Collected data entries:
------------

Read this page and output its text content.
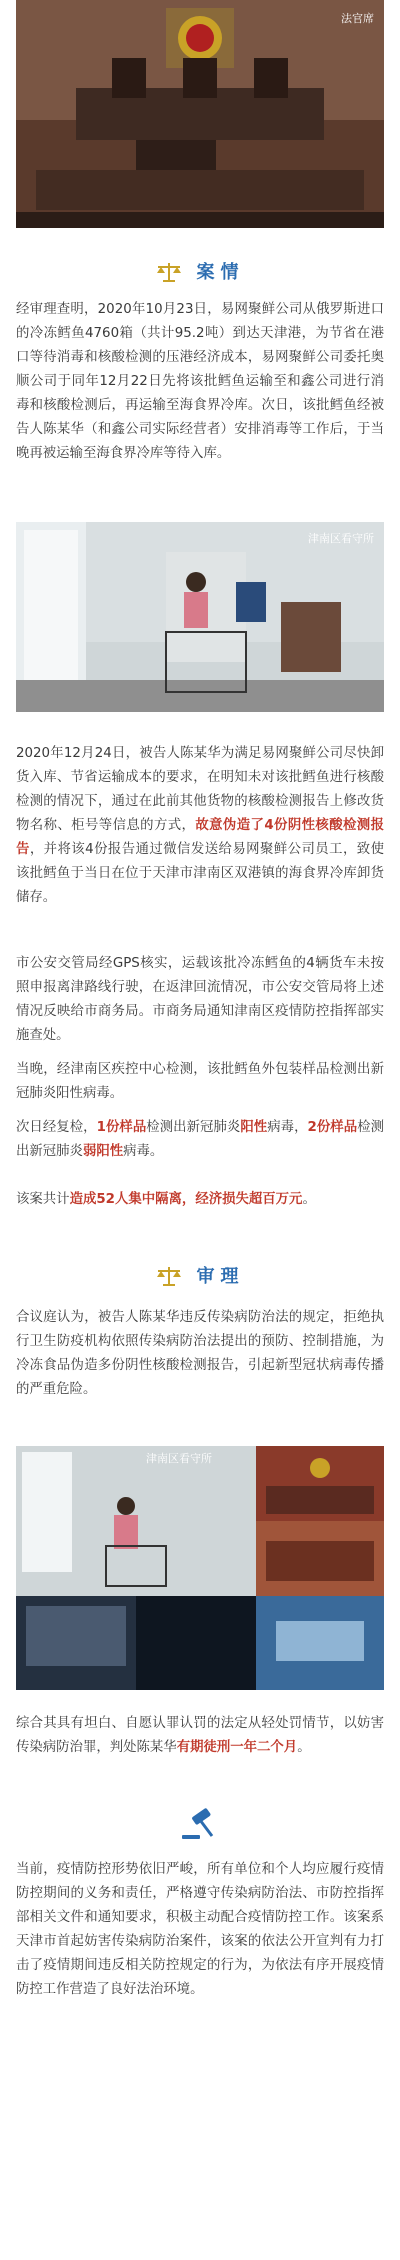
法官席
案情
经审理查明，2020年10月23日，易网聚鲜公司从俄罗斯进口的冷冻鳕鱼4760箱（共计95.2吨）到达天津港，为节省在港口等待消毒和核酸检测的压港经济成本，易网聚鲜公司委托奥顺公司于同年12月22日先将该批鳕鱼运输至和鑫公司进行消毒和核酸检测后，再运输至海食界冷库。次日，该批鳕鱼经被告人陈某华（和鑫公司实际经营者）安排消毒等工作后，于当晚再被运输至海食界冷库等待入库。
津南区看守所
2020年12月24日，被告人陈某华为满足易网聚鲜公司尽快卸货入库、节省运输成本的要求，在明知未对该批鳕鱼进行核酸检测的情况下，通过在此前其他货物的核酸检测报告上修改货物名称、柜号等信息的方式，故意伪造了4份阴性核酸检测报告，并将该4份报告通过微信发送给易网聚鲜公司员工，致使该批鳕鱼于当日在位于天津市津南区双港镇的海食界冷库卸货储存。
市公安交管局经GPS核实，运载该批冷冻鳕鱼的4辆货车未按照申报离津路线行驶，在返津回流情况，市公安交管局将上述情况反映给市商务局。市商务局通知津南区疫情防控指挥部实施查处。
当晚，经津南区疾控中心检测，该批鳕鱼外包装样品检测出新冠肺炎阳性病毒。
次日经复检，1份样品检测出新冠肺炎阳性病毒，2份样品检测出新冠肺炎弱阳性病毒。
该案共计造成52人集中隔离，经济损失超百万元。
审理
合议庭认为，被告人陈某华违反传染病防治法的规定，拒绝执行卫生防疫机构依照传染病防治法提出的预防、控制措施，为冷冻食品伪造多份阴性核酸检测报告，引起新型冠状病毒传播的严重危险。
津南区看守所
综合其具有坦白、自愿认罪认罚的法定从轻处罚情节，以妨害传染病防治罪，判处陈某华有期徒刑一年二个月。
当前，疫情防控形势依旧严峻，所有单位和个人均应履行疫情防控期间的义务和责任，严格遵守传染病防治法、市防控指挥部相关文件和通知要求，积极主动配合疫情防控工作。该案系天津市首起妨害传染病防治案件，该案的依法公开宣判有力打击了疫情期间违反相关防控规定的行为，为依法有序开展疫情防控工作营造了良好法治环境。
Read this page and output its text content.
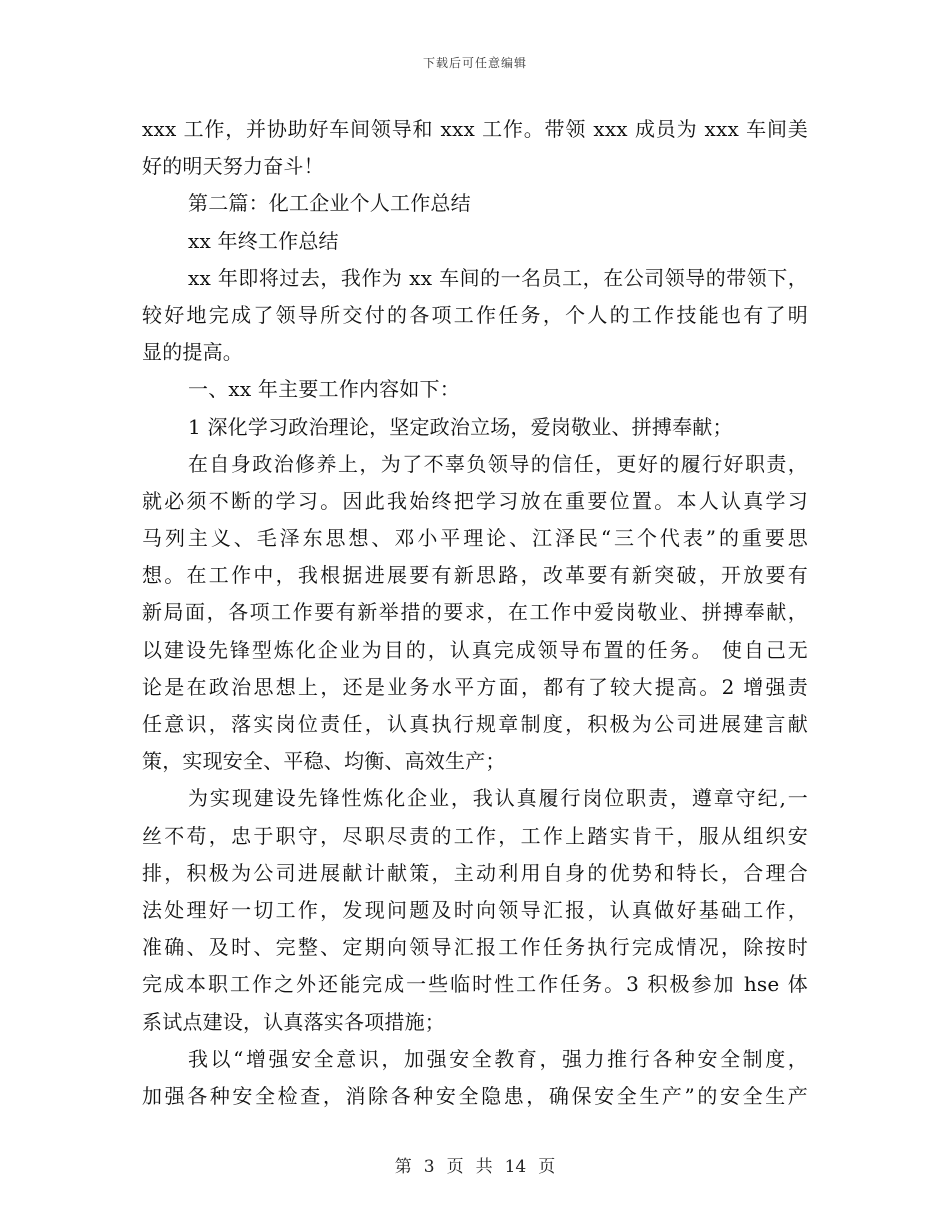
下载后可任意编辑
xxx 工作，并协助好车间领导和 xxx 工作。带领 xxx 成员为 xxx 车间美
好的明天努力奋斗！
第二篇：化工企业个人工作总结
xx 年终工作总结
xx 年即将过去，我作为 xx 车间的一名员工，在公司领导的带领下，
较好地完成了领导所交付的各项工作任务，个人的工作技能也有了明
显的提高。
一、xx 年主要工作内容如下：
1 深化学习政治理论，坚定政治立场，爱岗敬业、拼搏奉献；
在自身政治修养上，为了不辜负领导的信任，更好的履行好职责，
就必须不断的学习。因此我始终把学习放在重要位置。本人认真学习
马列主义、毛泽东思想、邓小平理论、江泽民“三个代表”的重要思
想。在工作中，我根据进展要有新思路，改革要有新突破，开放要有
新局面，各项工作要有新举措的要求，在工作中爱岗敬业、拼搏奉献，
以建设先锋型炼化企业为目的，认真完成领导布置的任务。 使自己无
论是在政治思想上，还是业务水平方面，都有了较大提高。2 增强责
任意识，落实岗位责任，认真执行规章制度，积极为公司进展建言献
策，实现安全、平稳、均衡、高效生产；
为实现建设先锋性炼化企业，我认真履行岗位职责，遵章守纪,一
丝不苟，忠于职守，尽职尽责的工作，工作上踏实肯干，服从组织安
排，积极为公司进展献计献策，主动利用自身的优势和特长，合理合
法处理好一切工作，发现问题及时向领导汇报，认真做好基础工作，
准确、及时、完整、定期向领导汇报工作任务执行完成情况，除按时
完成本职工作之外还能完成一些临时性工作任务。3 积极参加 hse 体
系试点建设，认真落实各项措施；
我以“增强安全意识，加强安全教育，强力推行各种安全制度，
加强各种安全检查，消除各种安全隐患，确保安全生产”的安全生产
第 3 页 共 14 页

------------

Requirement -> Drop the images and quote the entries word for word.

The response ->
Read this page and output its text content.
法官席
案情
经审理查明，2020年10月23日，易网聚鲜公司从俄罗斯进口的冷冻鳕鱼4760箱（共计95.2吨）到达天津港，为节省在港口等待消毒和核酸检测的压港经济成本，易网聚鲜公司委托奥顺公司于同年12月22日先将该批鳕鱼运输至和鑫公司进行消毒和核酸检测后，再运输至海食界冷库。次日，该批鳕鱼经被告人陈某华（和鑫公司实际经营者）安排消毒等工作后，于当晚再被运输至海食界冷库等待入库。
津南区看守所
2020年12月24日，被告人陈某华为满足易网聚鲜公司尽快卸货入库、节省运输成本的要求，在明知未对该批鳕鱼进行核酸检测的情况下，通过在此前其他货物的核酸检测报告上修改货物名称、柜号等信息的方式，故意伪造了4份阴性核酸检测报告，并将该4份报告通过微信发送给易网聚鲜公司员工，致使该批鳕鱼于当日在位于天津市津南区双港镇的海食界冷库卸货储存。
市公安交管局经GPS核实，运载该批冷冻鳕鱼的4辆货车未按照申报离津路线行驶，在返津回流情况，市公安交管局将上述情况反映给市商务局。市商务局通知津南区疫情防控指挥部实施查处。
当晚，经津南区疾控中心检测，该批鳕鱼外包装样品检测出新冠肺炎阳性病毒。
次日经复检，1份样品检测出新冠肺炎阳性病毒，2份样品检测出新冠肺炎弱阳性病毒。
该案共计造成52人集中隔离，经济损失超百万元。
审理
合议庭认为，被告人陈某华违反传染病防治法的规定，拒绝执行卫生防疫机构依照传染病防治法提出的预防、控制措施，为冷冻食品伪造多份阴性核酸检测报告，引起新型冠状病毒传播的严重危险。
津南区看守所
综合其具有坦白、自愿认罪认罚的法定从轻处罚情节，以妨害传染病防治罪，判处陈某华有期徒刑一年二个月。
当前，疫情防控形势依旧严峻，所有单位和个人均应履行疫情防控期间的义务和责任，严格遵守传染病防治法、市防控指挥部相关文件和通知要求，积极主动配合疫情防控工作。该案系天津市首起妨害传染病防治案件，该案的依法公开宣判有力打击了疫情期间违反相关防控规定的行为，为依法有序开展疫情防控工作营造了良好法治环境。
Read this page and output its text content.
下载后可任意编辑
xxx 工作，并协助好车间领导和 xxx 工作。带领 xxx 成员为 xxx 车间美
好的明天努力奋斗！
第二篇：化工企业个人工作总结
xx 年终工作总结
xx 年即将过去，我作为 xx 车间的一名员工，在公司领导的带领下，
较好地完成了领导所交付的各项工作任务，个人的工作技能也有了明
显的提高。
一、xx 年主要工作内容如下：
1 深化学习政治理论，坚定政治立场，爱岗敬业、拼搏奉献；
在自身政治修养上，为了不辜负领导的信任，更好的履行好职责，
就必须不断的学习。因此我始终把学习放在重要位置。本人认真学习
马列主义、毛泽东思想、邓小平理论、江泽民“三个代表”的重要思
想。在工作中，我根据进展要有新思路，改革要有新突破，开放要有
新局面，各项工作要有新举措的要求，在工作中爱岗敬业、拼搏奉献，
以建设先锋型炼化企业为目的，认真完成领导布置的任务。 使自己无
论是在政治思想上，还是业务水平方面，都有了较大提高。2 增强责
任意识，落实岗位责任，认真执行规章制度，积极为公司进展建言献
策，实现安全、平稳、均衡、高效生产；
为实现建设先锋性炼化企业，我认真履行岗位职责，遵章守纪,一
丝不苟，忠于职守，尽职尽责的工作，工作上踏实肯干，服从组织安
排，积极为公司进展献计献策，主动利用自身的优势和特长，合理合
法处理好一切工作，发现问题及时向领导汇报，认真做好基础工作，
准确、及时、完整、定期向领导汇报工作任务执行完成情况，除按时
完成本职工作之外还能完成一些临时性工作任务。3 积极参加 hse 体
系试点建设，认真落实各项措施；
我以“增强安全意识，加强安全教育，强力推行各种安全制度，
加强各种安全检查，消除各种安全隐患，确保安全生产”的安全生产
第 3 页 共 14 页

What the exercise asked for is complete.